What you have to do: Select every line below containing the word "demand".

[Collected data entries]

________________________________________

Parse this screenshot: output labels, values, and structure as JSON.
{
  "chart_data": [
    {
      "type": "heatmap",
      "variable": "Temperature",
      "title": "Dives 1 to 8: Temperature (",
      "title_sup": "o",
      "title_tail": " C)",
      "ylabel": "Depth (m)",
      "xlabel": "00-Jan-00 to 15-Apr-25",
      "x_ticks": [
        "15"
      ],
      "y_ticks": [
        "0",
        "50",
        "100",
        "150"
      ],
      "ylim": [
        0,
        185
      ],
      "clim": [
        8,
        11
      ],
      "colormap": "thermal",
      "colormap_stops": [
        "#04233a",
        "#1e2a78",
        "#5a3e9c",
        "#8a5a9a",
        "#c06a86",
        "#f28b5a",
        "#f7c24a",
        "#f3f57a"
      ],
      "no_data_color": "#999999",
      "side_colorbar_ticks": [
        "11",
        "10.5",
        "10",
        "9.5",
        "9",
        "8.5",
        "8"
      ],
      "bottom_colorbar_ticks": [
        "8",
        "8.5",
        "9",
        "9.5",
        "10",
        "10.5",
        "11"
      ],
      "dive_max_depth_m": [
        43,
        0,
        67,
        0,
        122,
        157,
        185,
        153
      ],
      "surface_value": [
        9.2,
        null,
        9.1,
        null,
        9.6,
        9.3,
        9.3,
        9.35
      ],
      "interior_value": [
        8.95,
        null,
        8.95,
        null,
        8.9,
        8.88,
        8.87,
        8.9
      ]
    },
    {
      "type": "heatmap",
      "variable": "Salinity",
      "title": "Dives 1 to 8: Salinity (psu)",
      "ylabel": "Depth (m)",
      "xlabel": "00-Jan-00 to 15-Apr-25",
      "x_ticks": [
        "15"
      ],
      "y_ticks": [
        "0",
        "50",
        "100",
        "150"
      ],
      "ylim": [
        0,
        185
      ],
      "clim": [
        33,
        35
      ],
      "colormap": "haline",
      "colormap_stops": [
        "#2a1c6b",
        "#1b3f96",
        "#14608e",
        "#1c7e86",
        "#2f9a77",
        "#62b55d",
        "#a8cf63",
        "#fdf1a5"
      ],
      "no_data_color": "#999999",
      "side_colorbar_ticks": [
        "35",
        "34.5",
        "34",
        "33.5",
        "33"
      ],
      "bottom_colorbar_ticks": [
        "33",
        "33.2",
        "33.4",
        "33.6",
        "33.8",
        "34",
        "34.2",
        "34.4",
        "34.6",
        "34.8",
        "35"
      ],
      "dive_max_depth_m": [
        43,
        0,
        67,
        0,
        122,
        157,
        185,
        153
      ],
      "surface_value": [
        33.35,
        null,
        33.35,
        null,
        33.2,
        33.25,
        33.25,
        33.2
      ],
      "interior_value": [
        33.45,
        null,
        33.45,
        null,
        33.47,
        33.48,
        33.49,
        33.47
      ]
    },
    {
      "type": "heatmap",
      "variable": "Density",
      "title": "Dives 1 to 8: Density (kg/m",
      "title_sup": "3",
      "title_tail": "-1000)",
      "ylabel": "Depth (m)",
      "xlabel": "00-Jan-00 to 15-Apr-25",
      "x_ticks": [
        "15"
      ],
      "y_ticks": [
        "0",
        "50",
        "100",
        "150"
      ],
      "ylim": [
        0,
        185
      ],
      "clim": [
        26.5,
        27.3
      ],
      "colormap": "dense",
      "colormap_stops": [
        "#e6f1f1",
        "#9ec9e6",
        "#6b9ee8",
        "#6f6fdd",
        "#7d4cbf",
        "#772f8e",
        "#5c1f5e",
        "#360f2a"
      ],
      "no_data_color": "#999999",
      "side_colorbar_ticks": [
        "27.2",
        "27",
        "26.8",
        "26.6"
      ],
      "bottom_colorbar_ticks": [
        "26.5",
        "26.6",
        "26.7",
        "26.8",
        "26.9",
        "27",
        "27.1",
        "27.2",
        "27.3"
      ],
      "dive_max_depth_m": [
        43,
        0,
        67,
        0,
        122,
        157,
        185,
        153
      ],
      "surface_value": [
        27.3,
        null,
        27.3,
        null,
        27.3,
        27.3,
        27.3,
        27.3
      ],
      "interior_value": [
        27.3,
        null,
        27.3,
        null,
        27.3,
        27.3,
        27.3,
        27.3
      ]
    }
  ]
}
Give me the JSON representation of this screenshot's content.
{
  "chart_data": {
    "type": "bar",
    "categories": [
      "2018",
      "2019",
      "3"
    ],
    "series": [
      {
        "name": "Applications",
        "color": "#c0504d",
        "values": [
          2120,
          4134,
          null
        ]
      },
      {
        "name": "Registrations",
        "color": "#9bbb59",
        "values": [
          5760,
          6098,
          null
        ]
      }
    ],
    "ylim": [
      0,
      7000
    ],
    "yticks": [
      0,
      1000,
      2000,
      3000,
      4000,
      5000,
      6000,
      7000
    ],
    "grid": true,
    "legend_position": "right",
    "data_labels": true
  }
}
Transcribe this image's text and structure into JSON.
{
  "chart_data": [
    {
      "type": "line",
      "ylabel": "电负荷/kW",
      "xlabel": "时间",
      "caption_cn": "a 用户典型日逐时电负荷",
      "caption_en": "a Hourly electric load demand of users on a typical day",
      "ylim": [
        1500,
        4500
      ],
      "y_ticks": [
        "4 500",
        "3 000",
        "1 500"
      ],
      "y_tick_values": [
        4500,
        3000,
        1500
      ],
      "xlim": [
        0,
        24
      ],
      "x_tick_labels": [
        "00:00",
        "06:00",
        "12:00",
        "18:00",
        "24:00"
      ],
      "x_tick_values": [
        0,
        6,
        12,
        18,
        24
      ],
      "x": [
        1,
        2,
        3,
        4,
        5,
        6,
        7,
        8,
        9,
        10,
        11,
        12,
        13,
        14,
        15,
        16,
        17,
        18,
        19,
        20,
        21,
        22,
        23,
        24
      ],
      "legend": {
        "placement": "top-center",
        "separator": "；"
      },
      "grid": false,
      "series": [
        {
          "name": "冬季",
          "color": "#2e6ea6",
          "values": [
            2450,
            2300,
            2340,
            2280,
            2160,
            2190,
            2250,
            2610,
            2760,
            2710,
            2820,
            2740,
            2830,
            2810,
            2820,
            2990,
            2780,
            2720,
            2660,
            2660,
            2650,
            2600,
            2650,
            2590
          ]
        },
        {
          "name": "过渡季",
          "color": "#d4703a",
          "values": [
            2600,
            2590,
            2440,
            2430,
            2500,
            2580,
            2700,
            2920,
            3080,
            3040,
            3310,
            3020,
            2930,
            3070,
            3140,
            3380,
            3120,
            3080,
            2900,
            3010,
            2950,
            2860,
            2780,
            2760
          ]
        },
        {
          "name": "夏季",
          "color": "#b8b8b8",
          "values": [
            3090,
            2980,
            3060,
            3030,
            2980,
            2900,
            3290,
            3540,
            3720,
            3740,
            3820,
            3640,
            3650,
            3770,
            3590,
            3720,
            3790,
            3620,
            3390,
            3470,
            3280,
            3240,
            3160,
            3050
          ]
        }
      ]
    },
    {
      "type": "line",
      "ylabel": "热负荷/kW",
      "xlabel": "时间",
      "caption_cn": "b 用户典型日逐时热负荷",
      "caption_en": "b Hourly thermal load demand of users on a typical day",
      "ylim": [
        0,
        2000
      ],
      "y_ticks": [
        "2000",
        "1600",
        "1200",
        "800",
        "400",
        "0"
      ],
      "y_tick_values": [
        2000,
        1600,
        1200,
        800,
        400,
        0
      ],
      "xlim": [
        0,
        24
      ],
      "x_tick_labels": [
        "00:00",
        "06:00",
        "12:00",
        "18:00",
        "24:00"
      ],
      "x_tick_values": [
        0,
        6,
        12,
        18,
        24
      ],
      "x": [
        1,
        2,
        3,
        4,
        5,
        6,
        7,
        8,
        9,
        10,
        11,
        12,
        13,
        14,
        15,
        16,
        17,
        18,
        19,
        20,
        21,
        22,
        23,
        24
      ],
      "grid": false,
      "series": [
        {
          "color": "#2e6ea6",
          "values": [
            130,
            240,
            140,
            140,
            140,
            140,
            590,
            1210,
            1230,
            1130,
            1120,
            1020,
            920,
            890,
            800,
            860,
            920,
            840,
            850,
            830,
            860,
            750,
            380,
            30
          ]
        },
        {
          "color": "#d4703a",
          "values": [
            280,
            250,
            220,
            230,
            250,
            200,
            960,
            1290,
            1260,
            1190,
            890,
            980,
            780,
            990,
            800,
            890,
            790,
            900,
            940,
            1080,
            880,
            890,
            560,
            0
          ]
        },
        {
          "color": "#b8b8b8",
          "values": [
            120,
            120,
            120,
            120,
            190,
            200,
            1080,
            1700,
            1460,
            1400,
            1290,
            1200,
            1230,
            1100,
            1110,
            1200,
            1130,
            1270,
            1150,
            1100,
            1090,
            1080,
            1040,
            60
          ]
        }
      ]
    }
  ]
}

________________________________________

Reply to the exercise:
      "caption_en": "a Hourly electric load demand of users on a typical day",
      "caption_en": "b Hourly thermal load demand of users on a typical day",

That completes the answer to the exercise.